§ **Job**
In how many lines does the string "costo" appear? Answer with the number only.

Chart and figure data:
-- START --

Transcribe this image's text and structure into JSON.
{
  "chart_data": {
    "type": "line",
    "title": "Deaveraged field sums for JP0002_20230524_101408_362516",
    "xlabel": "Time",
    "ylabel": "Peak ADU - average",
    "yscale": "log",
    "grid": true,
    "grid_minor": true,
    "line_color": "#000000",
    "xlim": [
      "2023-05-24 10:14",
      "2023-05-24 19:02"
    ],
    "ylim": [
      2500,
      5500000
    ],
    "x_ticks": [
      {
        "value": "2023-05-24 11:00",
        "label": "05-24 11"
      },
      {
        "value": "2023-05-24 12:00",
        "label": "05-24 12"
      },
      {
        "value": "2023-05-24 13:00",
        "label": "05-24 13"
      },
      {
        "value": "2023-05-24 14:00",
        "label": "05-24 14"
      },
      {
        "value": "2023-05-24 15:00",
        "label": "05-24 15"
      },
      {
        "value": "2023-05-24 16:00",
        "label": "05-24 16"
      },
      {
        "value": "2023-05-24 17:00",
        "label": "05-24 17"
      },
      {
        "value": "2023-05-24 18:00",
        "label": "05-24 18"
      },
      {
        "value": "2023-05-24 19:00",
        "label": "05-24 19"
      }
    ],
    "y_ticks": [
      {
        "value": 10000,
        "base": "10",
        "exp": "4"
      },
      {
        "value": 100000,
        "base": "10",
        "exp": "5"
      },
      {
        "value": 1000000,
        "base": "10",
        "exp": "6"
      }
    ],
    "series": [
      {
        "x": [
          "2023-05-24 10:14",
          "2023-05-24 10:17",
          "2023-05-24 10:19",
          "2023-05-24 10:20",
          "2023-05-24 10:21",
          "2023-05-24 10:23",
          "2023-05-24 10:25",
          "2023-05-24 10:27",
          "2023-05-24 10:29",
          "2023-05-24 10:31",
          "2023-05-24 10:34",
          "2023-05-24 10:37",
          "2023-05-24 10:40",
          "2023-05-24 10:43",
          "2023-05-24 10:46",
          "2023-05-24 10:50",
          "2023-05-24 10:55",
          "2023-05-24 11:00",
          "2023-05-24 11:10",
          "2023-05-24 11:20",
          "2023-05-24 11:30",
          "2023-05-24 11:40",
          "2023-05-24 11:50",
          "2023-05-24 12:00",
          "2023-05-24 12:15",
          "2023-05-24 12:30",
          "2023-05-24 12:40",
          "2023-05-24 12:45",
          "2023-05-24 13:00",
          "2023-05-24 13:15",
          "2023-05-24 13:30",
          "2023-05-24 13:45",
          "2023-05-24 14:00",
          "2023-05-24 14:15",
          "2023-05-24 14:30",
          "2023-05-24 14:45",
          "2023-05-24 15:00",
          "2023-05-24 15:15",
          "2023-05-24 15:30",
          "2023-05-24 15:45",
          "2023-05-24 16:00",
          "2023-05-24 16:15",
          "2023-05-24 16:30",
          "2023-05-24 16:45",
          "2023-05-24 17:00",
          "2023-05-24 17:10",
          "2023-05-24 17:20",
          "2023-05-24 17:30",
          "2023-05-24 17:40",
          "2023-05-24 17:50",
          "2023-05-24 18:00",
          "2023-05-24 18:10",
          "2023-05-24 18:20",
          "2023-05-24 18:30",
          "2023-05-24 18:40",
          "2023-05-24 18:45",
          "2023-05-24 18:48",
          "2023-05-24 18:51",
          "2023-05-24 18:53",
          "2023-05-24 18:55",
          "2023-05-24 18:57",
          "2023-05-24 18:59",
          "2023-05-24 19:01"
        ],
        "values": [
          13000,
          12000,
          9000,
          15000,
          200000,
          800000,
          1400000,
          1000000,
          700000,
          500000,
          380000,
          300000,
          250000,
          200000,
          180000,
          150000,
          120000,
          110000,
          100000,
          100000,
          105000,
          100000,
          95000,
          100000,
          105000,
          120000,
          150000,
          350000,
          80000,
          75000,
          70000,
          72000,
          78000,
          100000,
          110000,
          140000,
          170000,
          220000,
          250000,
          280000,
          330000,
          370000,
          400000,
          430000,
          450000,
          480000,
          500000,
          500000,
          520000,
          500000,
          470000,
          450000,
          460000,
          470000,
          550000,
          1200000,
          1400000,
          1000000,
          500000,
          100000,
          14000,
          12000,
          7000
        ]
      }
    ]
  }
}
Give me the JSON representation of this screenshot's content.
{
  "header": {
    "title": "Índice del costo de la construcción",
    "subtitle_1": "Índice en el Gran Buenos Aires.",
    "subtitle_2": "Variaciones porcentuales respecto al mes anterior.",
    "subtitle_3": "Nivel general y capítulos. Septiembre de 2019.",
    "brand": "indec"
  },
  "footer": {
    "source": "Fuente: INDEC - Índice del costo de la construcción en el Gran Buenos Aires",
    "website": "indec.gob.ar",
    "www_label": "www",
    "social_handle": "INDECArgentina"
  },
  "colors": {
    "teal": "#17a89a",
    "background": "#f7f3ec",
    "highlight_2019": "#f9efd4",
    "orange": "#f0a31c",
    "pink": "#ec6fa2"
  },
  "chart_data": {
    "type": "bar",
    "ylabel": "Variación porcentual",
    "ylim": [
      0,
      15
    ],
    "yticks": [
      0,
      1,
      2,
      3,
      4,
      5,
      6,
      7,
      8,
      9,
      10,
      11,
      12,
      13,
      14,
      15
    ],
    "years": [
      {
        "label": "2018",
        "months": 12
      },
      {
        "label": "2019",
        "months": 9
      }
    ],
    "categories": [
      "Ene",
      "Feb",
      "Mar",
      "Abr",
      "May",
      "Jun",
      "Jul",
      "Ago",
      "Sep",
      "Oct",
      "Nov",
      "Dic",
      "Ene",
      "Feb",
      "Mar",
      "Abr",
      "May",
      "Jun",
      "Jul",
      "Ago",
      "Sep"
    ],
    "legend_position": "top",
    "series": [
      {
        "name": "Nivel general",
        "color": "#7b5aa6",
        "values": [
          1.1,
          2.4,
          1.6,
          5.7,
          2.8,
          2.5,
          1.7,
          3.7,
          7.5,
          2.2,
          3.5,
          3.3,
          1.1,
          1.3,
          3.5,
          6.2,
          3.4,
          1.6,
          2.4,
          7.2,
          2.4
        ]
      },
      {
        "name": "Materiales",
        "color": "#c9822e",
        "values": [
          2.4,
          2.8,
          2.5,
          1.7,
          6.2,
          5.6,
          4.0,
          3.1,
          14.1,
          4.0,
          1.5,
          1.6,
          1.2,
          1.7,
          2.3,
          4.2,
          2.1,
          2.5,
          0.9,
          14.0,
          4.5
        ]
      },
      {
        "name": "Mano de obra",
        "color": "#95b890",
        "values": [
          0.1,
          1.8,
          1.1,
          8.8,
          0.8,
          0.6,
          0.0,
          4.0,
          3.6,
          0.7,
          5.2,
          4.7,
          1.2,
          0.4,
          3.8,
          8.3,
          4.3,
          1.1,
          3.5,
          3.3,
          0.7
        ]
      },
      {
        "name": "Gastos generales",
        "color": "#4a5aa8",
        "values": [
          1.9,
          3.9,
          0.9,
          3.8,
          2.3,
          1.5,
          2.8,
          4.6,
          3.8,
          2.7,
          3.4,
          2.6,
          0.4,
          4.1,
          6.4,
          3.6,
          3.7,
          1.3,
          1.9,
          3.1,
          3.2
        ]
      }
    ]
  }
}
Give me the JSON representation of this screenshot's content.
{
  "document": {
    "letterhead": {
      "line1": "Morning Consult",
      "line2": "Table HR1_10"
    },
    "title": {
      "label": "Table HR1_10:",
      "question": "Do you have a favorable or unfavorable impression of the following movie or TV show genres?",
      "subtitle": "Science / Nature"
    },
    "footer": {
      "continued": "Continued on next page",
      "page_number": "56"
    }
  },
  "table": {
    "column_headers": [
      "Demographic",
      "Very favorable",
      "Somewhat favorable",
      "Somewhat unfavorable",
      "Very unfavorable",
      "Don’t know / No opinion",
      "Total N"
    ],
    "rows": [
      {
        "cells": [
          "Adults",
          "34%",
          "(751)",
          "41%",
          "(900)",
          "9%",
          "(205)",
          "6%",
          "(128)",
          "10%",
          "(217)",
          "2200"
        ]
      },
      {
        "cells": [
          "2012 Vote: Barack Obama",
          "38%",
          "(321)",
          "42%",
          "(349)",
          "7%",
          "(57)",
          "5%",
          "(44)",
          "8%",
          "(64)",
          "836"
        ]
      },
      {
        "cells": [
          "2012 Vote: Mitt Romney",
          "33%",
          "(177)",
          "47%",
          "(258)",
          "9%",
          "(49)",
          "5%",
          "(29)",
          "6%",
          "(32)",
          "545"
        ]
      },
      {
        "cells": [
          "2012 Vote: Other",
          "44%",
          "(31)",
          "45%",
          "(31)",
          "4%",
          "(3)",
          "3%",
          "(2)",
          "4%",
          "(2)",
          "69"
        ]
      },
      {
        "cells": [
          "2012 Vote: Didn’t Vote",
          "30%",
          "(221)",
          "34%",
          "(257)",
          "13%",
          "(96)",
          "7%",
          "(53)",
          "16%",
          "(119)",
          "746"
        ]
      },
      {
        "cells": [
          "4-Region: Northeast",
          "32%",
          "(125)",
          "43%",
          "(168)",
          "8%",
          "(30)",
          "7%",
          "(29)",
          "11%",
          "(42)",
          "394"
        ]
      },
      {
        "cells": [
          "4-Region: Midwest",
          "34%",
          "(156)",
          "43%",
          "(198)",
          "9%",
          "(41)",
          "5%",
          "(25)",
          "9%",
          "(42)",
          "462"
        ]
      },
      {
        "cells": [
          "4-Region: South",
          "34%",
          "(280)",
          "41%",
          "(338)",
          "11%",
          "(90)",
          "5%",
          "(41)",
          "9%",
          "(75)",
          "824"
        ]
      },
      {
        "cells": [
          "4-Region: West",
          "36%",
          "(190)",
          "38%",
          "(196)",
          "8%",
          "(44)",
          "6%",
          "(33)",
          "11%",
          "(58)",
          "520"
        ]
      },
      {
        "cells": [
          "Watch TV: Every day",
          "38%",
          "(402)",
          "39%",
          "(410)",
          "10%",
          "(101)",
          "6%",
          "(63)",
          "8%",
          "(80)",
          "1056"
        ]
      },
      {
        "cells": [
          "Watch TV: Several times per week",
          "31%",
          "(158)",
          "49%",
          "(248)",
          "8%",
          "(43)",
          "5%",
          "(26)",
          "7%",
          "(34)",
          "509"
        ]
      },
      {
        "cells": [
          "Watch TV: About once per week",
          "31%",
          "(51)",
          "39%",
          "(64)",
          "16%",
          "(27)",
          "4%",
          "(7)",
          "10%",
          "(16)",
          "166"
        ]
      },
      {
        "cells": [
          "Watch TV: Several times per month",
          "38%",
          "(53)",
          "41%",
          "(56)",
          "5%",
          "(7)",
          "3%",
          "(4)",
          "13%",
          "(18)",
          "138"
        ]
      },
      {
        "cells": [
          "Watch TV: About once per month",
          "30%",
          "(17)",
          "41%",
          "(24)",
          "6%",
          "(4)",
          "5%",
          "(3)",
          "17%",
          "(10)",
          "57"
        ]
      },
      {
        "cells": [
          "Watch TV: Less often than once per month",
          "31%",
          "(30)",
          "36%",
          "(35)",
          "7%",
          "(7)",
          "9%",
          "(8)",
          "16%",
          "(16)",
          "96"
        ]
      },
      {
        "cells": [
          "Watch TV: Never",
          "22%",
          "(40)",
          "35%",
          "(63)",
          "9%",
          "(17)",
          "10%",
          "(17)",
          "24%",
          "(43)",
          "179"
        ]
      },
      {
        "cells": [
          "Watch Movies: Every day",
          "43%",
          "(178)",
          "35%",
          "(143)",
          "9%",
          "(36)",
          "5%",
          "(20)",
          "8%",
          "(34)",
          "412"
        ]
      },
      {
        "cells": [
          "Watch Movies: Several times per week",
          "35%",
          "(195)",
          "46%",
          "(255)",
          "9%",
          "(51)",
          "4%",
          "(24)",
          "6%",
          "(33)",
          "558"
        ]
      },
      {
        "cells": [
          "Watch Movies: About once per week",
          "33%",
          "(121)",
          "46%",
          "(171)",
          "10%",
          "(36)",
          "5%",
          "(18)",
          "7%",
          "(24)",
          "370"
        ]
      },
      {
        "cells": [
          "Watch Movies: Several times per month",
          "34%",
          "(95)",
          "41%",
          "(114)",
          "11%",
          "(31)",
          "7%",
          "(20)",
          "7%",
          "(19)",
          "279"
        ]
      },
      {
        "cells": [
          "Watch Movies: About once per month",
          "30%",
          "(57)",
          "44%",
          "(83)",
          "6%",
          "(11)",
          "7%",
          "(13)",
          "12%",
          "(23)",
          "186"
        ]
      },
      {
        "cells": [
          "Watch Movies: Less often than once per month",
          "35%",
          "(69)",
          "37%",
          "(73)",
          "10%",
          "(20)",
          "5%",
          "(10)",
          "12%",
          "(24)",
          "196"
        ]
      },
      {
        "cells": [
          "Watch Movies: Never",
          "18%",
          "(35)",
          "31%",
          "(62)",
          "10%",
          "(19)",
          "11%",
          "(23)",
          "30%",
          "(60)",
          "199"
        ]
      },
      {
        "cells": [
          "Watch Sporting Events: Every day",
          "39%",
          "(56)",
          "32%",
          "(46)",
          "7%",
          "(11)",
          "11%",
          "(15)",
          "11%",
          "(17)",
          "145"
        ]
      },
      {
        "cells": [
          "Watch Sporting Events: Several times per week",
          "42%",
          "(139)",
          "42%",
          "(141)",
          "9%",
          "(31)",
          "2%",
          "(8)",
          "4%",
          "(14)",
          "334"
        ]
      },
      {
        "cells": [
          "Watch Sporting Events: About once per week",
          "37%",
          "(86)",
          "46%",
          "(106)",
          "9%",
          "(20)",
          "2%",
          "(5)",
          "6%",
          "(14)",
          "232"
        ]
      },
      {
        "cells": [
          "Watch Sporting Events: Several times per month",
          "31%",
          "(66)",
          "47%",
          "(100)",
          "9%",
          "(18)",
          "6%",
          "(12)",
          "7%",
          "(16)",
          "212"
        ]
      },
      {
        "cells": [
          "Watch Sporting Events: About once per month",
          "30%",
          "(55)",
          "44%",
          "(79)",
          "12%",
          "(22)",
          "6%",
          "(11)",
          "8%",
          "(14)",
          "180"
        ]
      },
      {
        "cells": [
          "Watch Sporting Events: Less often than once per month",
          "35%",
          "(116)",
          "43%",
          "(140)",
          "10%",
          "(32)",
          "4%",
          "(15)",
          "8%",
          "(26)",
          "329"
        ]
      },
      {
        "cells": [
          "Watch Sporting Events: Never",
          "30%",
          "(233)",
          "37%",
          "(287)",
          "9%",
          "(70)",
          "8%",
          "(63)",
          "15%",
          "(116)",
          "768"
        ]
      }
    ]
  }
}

-- END --

§ **In response**
2